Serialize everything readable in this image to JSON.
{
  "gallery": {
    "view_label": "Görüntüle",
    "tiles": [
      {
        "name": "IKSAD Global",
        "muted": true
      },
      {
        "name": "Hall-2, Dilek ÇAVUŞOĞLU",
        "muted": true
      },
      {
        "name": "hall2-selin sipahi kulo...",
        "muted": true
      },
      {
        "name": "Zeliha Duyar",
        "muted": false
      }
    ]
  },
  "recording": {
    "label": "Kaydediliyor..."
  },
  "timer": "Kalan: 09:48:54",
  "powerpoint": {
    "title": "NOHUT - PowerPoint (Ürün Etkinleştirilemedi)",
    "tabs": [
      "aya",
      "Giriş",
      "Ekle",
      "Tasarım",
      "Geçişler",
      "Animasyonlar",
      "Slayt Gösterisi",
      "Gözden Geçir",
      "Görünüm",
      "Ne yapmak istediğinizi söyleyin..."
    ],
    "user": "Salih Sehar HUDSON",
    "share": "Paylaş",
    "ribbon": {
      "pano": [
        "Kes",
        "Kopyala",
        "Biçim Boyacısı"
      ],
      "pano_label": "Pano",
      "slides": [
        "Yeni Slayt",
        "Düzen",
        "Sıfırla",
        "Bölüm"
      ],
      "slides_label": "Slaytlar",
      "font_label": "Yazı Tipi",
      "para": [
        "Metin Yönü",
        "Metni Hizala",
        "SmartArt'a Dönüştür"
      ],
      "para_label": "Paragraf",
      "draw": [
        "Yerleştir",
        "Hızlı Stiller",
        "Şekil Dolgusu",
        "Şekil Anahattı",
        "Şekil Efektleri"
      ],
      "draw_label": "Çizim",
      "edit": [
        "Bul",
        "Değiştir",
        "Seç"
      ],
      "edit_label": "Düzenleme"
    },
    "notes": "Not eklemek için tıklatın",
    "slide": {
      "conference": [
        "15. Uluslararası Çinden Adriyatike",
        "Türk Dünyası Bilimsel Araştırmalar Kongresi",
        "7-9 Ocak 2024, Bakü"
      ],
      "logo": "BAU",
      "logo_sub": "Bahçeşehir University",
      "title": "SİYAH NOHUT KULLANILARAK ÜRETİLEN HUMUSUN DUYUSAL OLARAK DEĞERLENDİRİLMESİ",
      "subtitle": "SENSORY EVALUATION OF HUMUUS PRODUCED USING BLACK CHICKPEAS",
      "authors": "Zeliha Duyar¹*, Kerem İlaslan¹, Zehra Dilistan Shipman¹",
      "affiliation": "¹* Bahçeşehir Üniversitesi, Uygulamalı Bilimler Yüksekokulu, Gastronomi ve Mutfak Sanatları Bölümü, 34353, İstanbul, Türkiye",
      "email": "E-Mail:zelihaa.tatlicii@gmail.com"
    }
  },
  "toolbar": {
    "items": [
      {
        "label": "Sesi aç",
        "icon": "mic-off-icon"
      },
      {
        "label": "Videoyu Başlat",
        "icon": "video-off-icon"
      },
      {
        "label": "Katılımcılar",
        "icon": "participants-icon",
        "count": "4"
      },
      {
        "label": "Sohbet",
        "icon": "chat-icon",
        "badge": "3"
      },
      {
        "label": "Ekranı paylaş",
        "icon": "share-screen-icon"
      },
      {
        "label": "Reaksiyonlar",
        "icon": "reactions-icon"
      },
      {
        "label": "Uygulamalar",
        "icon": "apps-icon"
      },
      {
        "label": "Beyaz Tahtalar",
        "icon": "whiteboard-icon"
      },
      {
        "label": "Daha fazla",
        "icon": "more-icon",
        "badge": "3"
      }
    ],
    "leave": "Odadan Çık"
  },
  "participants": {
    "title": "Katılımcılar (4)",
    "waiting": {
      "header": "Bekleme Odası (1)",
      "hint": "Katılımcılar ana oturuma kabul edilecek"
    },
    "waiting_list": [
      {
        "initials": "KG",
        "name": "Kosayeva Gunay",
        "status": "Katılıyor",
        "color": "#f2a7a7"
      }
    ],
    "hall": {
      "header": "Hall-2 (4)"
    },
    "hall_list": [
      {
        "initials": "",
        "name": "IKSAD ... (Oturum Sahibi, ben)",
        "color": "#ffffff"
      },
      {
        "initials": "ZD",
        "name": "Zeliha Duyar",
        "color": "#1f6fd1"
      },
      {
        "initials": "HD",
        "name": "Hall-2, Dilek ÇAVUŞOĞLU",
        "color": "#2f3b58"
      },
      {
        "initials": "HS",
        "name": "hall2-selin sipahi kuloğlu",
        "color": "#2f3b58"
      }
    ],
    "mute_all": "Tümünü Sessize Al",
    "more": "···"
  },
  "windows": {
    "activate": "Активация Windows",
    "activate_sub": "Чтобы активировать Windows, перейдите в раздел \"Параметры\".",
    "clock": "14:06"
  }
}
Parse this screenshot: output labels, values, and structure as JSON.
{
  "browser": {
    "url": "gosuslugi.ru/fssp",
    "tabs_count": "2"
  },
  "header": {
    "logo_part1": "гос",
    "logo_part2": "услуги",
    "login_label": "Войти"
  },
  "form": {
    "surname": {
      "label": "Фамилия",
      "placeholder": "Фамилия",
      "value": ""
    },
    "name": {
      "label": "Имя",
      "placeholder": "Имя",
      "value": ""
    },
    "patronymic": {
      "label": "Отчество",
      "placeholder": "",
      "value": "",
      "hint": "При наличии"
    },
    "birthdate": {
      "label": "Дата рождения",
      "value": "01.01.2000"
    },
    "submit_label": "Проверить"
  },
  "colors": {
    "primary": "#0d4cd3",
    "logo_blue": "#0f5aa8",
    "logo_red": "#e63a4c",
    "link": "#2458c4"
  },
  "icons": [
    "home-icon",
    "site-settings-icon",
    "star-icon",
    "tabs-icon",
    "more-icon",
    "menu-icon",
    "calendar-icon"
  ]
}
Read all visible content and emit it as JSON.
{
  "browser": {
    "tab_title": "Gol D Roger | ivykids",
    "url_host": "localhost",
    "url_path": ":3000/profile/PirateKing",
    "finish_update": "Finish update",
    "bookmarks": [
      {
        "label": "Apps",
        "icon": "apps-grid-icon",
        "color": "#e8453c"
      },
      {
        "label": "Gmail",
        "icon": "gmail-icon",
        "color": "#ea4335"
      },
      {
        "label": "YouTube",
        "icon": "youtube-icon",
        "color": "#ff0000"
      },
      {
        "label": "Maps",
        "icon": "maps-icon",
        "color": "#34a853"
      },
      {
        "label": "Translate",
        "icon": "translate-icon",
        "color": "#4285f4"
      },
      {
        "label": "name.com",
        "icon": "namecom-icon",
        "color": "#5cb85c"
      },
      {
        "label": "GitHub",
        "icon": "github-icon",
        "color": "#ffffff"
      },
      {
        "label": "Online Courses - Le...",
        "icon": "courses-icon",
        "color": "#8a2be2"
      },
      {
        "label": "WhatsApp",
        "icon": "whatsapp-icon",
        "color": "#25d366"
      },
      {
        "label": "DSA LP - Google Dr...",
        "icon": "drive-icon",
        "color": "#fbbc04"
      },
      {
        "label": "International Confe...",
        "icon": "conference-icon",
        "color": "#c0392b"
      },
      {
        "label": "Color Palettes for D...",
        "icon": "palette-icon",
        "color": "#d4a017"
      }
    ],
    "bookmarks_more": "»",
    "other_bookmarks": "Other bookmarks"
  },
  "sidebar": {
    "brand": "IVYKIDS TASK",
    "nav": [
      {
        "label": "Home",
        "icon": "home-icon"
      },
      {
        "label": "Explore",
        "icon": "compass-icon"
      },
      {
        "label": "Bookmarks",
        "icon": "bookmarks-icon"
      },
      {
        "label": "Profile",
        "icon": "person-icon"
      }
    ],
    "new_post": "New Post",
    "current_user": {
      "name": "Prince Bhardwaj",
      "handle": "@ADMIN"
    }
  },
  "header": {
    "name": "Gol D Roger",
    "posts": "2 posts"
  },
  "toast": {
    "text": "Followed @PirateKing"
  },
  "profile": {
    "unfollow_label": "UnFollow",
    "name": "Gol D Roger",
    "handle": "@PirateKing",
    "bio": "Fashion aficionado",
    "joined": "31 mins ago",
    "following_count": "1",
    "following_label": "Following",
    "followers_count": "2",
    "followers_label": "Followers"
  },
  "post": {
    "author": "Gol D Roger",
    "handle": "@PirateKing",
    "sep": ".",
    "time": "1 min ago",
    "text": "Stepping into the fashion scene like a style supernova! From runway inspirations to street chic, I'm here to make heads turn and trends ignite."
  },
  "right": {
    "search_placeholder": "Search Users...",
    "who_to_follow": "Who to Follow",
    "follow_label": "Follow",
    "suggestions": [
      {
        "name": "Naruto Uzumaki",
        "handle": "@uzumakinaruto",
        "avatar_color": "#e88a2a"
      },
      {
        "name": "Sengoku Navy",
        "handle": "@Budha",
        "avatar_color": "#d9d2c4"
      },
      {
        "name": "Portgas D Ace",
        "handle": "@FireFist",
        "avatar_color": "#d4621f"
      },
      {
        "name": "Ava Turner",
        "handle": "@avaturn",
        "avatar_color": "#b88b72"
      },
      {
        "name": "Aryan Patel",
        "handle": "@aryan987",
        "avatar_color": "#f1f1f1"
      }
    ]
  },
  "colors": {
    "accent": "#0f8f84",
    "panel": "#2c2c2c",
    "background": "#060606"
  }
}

Set exercise:
Only lines with the word "Фамилия" are wanted, so copy each one from the records.

The reply:
      "label": "Фамилия",
      "placeholder": "Фамилия",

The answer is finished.